*Exercise requirements*. Return all of the data exactly as given.
^^^^^^^^
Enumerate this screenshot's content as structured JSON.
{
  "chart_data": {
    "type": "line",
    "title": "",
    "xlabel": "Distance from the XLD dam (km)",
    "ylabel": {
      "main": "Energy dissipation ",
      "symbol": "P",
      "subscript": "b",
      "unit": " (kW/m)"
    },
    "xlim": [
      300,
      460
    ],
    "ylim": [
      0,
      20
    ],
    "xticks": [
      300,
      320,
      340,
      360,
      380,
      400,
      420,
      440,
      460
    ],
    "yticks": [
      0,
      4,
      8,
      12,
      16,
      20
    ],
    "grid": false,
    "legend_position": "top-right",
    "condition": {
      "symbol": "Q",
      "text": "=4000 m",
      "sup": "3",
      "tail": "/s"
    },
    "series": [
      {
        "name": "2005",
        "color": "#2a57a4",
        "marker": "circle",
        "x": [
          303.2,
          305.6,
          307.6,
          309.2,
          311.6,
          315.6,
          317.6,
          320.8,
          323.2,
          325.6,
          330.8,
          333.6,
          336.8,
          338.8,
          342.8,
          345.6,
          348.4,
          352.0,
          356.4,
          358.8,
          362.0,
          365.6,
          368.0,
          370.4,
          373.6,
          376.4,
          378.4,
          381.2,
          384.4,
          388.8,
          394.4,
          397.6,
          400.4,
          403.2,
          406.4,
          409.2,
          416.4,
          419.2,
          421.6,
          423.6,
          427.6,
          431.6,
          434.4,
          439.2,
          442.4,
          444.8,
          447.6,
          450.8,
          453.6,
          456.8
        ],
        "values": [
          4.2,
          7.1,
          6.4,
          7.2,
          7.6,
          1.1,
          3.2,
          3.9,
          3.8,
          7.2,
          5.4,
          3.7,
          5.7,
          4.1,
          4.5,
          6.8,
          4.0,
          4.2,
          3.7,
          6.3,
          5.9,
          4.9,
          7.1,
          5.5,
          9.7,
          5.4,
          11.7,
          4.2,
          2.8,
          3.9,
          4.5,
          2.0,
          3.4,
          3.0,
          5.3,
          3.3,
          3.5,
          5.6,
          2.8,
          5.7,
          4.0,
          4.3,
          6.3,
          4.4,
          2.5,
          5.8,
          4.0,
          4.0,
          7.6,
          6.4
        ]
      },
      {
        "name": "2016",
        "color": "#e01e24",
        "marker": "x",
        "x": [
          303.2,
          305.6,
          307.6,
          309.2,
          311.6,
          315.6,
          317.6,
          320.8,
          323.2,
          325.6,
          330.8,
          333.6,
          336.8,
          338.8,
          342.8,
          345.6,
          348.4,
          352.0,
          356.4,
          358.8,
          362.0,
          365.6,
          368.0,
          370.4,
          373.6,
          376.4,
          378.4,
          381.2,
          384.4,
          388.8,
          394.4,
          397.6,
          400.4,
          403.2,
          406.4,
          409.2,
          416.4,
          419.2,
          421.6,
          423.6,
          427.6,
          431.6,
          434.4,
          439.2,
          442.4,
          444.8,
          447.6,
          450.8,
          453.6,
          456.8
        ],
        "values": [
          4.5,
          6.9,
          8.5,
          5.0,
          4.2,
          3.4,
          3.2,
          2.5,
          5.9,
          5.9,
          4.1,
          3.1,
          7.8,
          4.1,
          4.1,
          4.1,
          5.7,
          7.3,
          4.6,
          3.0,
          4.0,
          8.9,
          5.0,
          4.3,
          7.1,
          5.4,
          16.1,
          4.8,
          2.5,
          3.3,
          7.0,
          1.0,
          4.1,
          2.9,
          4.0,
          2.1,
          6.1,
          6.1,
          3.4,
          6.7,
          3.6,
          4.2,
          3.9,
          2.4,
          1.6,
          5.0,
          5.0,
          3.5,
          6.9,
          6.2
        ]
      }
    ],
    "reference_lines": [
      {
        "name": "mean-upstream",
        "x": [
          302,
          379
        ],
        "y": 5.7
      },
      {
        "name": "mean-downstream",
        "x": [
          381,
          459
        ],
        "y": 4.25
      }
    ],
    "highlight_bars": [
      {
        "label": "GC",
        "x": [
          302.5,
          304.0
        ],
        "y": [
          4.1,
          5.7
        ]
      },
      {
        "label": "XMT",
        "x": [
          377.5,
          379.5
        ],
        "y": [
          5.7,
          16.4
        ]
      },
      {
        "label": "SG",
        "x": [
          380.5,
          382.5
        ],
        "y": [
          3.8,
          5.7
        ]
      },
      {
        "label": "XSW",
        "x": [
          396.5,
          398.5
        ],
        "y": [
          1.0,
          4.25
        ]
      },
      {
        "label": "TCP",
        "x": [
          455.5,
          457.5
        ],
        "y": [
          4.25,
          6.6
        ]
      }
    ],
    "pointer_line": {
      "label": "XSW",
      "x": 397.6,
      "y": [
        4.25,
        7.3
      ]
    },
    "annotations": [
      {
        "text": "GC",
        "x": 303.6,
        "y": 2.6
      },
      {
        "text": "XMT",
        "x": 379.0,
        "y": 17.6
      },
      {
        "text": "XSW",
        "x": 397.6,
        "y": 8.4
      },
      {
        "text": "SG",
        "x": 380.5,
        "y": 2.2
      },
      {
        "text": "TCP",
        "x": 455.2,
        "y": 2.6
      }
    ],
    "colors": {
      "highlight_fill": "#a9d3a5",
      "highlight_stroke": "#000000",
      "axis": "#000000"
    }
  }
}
^^^^^^^^
*Worked answer*.
Enumerate this screenshot's content as structured JSON.
{
  "chart_data": {
    "type": "line",
    "title": "",
    "xlabel": "Distance from the XLD dam (km)",
    "ylabel": {
      "main": "Energy dissipation ",
      "symbol": "P",
      "subscript": "b",
      "unit": " (kW/m)"
    },
    "xlim": [
      300,
      460
    ],
    "ylim": [
      0,
      20
    ],
    "xticks": [
      300,
      320,
      340,
      360,
      380,
      400,
      420,
      440,
      460
    ],
    "yticks": [
      0,
      4,
      8,
      12,
      16,
      20
    ],
    "grid": false,
    "legend_position": "top-right",
    "condition": {
      "symbol": "Q",
      "text": "=4000 m",
      "sup": "3",
      "tail": "/s"
    },
    "series": [
      {
        "name": "2005",
        "color": "#2a57a4",
        "marker": "circle",
        "x": [
          303.2,
          305.6,
          307.6,
          309.2,
          311.6,
          315.6,
          317.6,
          320.8,
          323.2,
          325.6,
          330.8,
          333.6,
          336.8,
          338.8,
          342.8,
          345.6,
          348.4,
          352.0,
          356.4,
          358.8,
          362.0,
          365.6,
          368.0,
          370.4,
          373.6,
          376.4,
          378.4,
          381.2,
          384.4,
          388.8,
          394.4,
          397.6,
          400.4,
          403.2,
          406.4,
          409.2,
          416.4,
          419.2,
          421.6,
          423.6,
          427.6,
          431.6,
          434.4,
          439.2,
          442.4,
          444.8,
          447.6,
          450.8,
          453.6,
          456.8
        ],
        "values": [
          4.2,
          7.1,
          6.4,
          7.2,
          7.6,
          1.1,
          3.2,
          3.9,
          3.8,
          7.2,
          5.4,
          3.7,
          5.7,
          4.1,
          4.5,
          6.8,
          4.0,
          4.2,
          3.7,
          6.3,
          5.9,
          4.9,
          7.1,
          5.5,
          9.7,
          5.4,
          11.7,
          4.2,
          2.8,
          3.9,
          4.5,
          2.0,
          3.4,
          3.0,
          5.3,
          3.3,
          3.5,
          5.6,
          2.8,
          5.7,
          4.0,
          4.3,
          6.3,
          4.4,
          2.5,
          5.8,
          4.0,
          4.0,
          7.6,
          6.4
        ]
      },
      {
        "name": "2016",
        "color": "#e01e24",
        "marker": "x",
        "x": [
          303.2,
          305.6,
          307.6,
          309.2,
          311.6,
          315.6,
          317.6,
          320.8,
          323.2,
          325.6,
          330.8,
          333.6,
          336.8,
          338.8,
          342.8,
          345.6,
          348.4,
          352.0,
          356.4,
          358.8,
          362.0,
          365.6,
          368.0,
          370.4,
          373.6,
          376.4,
          378.4,
          381.2,
          384.4,
          388.8,
          394.4,
          397.6,
          400.4,
          403.2,
          406.4,
          409.2,
          416.4,
          419.2,
          421.6,
          423.6,
          427.6,
          431.6,
          434.4,
          439.2,
          442.4,
          444.8,
          447.6,
          450.8,
          453.6,
          456.8
        ],
        "values": [
          4.5,
          6.9,
          8.5,
          5.0,
          4.2,
          3.4,
          3.2,
          2.5,
          5.9,
          5.9,
          4.1,
          3.1,
          7.8,
          4.1,
          4.1,
          4.1,
          5.7,
          7.3,
          4.6,
          3.0,
          4.0,
          8.9,
          5.0,
          4.3,
          7.1,
          5.4,
          16.1,
          4.8,
          2.5,
          3.3,
          7.0,
          1.0,
          4.1,
          2.9,
          4.0,
          2.1,
          6.1,
          6.1,
          3.4,
          6.7,
          3.6,
          4.2,
          3.9,
          2.4,
          1.6,
          5.0,
          5.0,
          3.5,
          6.9,
          6.2
        ]
      }
    ],
    "reference_lines": [
      {
        "name": "mean-upstream",
        "x": [
          302,
          379
        ],
        "y": 5.7
      },
      {
        "name": "mean-downstream",
        "x": [
          381,
          459
        ],
        "y": 4.25
      }
    ],
    "highlight_bars": [
      {
        "label": "GC",
        "x": [
          302.5,
          304.0
        ],
        "y": [
          4.1,
          5.7
        ]
      },
      {
        "label": "XMT",
        "x": [
          377.5,
          379.5
        ],
        "y": [
          5.7,
          16.4
        ]
      },
      {
        "label": "SG",
        "x": [
          380.5,
          382.5
        ],
        "y": [
          3.8,
          5.7
        ]
      },
      {
        "label": "XSW",
        "x": [
          396.5,
          398.5
        ],
        "y": [
          1.0,
          4.25
        ]
      },
      {
        "label": "TCP",
        "x": [
          455.5,
          457.5
        ],
        "y": [
          4.25,
          6.6
        ]
      }
    ],
    "pointer_line": {
      "label": "XSW",
      "x": 397.6,
      "y": [
        4.25,
        7.3
      ]
    },
    "annotations": [
      {
        "text": "GC",
        "x": 303.6,
        "y": 2.6
      },
      {
        "text": "XMT",
        "x": 379.0,
        "y": 17.6
      },
      {
        "text": "XSW",
        "x": 397.6,
        "y": 8.4
      },
      {
        "text": "SG",
        "x": 380.5,
        "y": 2.2
      },
      {
        "text": "TCP",
        "x": 455.2,
        "y": 2.6
      }
    ],
    "colors": {
      "highlight_fill": "#a9d3a5",
      "highlight_stroke": "#000000",
      "axis": "#000000"
    }
  }
}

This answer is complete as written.